Check each line of the entries below for the string "screenshot" and state how many lines have it, with no other text.

- - -

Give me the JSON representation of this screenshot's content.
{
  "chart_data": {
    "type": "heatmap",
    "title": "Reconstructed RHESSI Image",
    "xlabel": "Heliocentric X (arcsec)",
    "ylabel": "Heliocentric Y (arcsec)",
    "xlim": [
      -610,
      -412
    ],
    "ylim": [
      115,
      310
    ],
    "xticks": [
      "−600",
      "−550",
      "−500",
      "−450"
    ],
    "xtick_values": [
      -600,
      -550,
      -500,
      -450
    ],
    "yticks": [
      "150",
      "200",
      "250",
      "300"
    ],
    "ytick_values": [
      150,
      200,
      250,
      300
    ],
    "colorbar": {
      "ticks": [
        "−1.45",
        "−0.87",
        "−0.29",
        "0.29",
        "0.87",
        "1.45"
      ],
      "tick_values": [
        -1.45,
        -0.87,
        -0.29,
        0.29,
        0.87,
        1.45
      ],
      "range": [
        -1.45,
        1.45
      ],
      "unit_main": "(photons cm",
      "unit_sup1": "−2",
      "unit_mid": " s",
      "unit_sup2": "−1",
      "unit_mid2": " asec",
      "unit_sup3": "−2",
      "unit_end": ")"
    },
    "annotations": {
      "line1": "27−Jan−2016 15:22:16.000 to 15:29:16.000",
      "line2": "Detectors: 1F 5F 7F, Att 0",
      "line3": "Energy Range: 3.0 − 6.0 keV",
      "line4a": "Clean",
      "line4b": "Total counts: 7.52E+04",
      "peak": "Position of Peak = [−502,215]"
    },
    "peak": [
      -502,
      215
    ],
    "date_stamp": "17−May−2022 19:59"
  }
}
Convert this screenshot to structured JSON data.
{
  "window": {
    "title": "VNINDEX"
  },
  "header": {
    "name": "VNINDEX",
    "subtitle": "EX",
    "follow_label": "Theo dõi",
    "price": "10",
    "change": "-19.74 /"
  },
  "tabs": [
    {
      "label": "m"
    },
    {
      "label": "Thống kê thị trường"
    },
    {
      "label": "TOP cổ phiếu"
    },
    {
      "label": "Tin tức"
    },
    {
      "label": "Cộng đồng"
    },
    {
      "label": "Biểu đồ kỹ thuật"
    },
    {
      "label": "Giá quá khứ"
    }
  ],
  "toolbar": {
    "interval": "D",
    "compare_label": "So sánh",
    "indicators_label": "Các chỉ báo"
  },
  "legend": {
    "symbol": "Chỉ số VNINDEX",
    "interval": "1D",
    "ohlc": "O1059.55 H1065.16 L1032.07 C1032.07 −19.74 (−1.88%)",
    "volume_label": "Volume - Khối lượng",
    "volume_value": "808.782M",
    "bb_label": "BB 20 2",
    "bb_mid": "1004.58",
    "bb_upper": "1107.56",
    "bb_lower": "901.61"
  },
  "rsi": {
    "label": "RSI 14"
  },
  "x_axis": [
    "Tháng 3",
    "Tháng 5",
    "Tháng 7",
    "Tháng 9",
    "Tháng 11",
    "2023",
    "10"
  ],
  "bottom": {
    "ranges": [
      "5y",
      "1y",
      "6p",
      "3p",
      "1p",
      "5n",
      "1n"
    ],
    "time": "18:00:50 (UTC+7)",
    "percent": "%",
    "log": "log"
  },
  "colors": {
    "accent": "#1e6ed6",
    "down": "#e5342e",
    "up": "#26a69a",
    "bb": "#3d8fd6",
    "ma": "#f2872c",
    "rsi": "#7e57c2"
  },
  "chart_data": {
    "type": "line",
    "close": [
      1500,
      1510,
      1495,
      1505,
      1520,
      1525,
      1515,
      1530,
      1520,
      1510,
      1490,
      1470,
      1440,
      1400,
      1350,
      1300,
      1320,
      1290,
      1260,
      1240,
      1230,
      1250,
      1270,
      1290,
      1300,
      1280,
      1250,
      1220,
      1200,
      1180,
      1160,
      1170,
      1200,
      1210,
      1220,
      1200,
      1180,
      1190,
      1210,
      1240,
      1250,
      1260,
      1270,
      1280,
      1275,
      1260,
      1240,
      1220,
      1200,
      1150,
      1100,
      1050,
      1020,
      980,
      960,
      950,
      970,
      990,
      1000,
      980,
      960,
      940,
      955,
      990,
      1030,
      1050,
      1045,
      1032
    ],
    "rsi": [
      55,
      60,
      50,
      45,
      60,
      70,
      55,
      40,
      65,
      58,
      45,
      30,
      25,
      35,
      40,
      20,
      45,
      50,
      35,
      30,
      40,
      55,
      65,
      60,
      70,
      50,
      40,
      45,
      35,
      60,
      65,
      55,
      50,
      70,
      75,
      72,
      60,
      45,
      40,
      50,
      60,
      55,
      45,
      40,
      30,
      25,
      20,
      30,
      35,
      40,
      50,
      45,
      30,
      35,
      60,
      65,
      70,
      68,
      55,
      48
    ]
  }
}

- - -

Written reply:
2